▸ Consigne
Recopiez mot pour mot le passage du texte sur le déclin des dons, en commençant par « Nos recherches montrent » et en poursuivant jusqu'à « également plus généreux. ».

▸ Texte
========================================

Blogueur invité : John Hallward, Président de GIV3, Président de Sector3Insights

 

Il y a un déclin mesurable de notre comportement charitable et ce phénomène aura de sérieuses répercussions pour l’avenir 

Si nous examinons les données de Statistiques Canada – et celles-ci reposent sur l’analyse de plus de 25 millions de déclarations d’impôt – nous pouvons constater un déclin continu des dons individuels. Nous redonnons actuellement moins de 1 % de nos revenus annuels. Nous perdons nos donateurs individuels. Nos dons ne suivent pas l’inflation.

 

 

Nos recherches montrent que nos valeurs et nos comportements charitables sont appris. Ceux-ci reflètent notre éducation et l’influence de nos parents, grands-parents, professeurs, ainsi que l’entourage. Les enfants élevés avec des valeurs charitables et le bon exemple donnent davantage à l’âge adulte. Les individus qui respectent les normes établies de générosité sont également plus généreux.

Si nous continuons à perdre des donateurs au rythme actuel, nous nous priverons de leur rôle d’exemplarité pour des générations à venir.   C’est ce que nous observons déjà depuis plus de trente ans.    À cet égard, l’histoire récente des dons au Québec est riche d’enseignement.   Traditionnellement, les catholiques donnaient beaucoup à l’Église, qui soutenait à son tour les organismes communautaires. À mesure que les Québécois s’éloignaient de l’Église, leurs dons ont diminué puisque les dons directs aux organismes étaient pratiquement inexistants.

========================================

Données de disposition spatiale:
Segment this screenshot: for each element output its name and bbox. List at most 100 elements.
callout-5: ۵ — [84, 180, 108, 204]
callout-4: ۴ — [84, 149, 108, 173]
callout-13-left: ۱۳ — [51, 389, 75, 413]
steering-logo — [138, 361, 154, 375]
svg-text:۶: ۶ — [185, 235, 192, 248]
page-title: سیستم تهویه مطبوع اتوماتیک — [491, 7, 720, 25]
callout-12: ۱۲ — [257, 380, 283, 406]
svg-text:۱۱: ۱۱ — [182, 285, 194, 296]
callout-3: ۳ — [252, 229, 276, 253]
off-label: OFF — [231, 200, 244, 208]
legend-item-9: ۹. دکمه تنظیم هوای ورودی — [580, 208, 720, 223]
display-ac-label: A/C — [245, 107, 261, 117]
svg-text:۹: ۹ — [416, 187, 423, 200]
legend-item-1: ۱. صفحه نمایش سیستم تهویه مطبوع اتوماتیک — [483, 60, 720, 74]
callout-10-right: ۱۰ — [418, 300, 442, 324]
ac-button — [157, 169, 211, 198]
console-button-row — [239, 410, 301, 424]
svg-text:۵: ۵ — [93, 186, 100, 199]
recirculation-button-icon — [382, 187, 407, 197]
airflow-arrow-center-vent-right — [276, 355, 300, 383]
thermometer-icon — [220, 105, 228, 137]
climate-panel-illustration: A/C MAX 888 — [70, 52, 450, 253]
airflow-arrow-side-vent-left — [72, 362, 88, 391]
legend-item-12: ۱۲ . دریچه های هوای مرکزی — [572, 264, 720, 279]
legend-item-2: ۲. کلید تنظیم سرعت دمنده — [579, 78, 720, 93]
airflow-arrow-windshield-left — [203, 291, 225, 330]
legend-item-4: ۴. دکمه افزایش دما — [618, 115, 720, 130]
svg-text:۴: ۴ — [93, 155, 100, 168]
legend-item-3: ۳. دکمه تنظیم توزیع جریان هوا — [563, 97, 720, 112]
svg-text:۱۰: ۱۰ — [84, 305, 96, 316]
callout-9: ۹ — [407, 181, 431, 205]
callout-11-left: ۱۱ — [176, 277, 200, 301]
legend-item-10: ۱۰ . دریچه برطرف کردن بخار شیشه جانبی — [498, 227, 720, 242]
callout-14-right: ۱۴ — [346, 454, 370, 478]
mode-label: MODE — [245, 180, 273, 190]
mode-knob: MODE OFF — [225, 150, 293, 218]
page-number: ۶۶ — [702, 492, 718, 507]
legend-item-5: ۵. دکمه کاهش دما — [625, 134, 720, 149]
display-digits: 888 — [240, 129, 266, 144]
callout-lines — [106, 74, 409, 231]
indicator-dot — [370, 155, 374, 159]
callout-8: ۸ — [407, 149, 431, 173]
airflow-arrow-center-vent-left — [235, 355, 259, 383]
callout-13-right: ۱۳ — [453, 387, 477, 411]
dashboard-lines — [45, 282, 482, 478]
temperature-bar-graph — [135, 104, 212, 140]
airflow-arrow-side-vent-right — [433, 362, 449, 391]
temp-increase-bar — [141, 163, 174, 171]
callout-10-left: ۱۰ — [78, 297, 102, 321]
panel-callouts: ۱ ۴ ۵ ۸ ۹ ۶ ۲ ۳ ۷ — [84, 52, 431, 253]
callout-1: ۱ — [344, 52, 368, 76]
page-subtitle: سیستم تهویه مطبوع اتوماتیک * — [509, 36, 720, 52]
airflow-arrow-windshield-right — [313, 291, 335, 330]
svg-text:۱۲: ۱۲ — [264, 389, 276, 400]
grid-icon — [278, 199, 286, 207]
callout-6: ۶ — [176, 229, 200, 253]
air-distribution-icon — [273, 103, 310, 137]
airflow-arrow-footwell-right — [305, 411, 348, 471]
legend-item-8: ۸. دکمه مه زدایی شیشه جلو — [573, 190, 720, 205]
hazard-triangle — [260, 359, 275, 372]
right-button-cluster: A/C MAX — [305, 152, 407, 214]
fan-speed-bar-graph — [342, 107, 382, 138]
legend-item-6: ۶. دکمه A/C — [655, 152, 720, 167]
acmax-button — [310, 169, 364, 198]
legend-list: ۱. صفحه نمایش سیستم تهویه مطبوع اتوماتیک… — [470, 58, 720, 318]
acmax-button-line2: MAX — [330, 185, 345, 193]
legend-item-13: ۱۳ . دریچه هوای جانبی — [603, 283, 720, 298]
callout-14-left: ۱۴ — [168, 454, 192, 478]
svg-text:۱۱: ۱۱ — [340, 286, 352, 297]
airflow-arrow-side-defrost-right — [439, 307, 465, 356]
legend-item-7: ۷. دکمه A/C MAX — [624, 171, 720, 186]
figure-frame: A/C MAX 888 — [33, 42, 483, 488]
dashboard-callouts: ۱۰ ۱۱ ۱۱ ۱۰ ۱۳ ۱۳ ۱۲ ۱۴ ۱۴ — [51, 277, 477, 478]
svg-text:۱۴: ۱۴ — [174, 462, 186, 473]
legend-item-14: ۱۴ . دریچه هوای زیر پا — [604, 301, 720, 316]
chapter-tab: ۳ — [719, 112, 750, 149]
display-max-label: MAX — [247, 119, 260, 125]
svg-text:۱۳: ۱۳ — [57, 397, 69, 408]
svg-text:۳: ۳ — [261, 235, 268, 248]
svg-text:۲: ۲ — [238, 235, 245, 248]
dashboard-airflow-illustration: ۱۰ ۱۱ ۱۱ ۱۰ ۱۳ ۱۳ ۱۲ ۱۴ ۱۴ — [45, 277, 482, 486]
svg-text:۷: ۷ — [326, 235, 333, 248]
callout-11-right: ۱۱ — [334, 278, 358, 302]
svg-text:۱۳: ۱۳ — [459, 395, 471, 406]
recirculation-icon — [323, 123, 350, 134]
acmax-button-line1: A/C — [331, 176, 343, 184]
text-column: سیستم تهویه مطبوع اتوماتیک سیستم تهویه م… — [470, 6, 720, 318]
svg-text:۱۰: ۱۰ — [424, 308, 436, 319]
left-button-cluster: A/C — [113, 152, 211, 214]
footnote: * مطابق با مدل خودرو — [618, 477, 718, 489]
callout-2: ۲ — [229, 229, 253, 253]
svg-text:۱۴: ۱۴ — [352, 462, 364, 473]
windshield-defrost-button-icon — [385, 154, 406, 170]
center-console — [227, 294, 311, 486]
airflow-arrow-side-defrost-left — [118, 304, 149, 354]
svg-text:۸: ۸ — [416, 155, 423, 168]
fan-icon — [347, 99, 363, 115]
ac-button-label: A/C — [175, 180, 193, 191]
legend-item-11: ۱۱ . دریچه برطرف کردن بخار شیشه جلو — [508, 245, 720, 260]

========================================

▸ Réponse
Nos recherches montrent que nos valeurs et nos comportements charitables sont appris. Ceux-ci reflètent notre éducation et l’influence de nos parents, grands-parents, professeurs, ainsi que l’entourage. Les enfants élevés avec des valeurs charitables et le bon exemple donnent davantage à l’âge adulte. Les individus qui respectent les normes établies de générosité sont également plus généreux.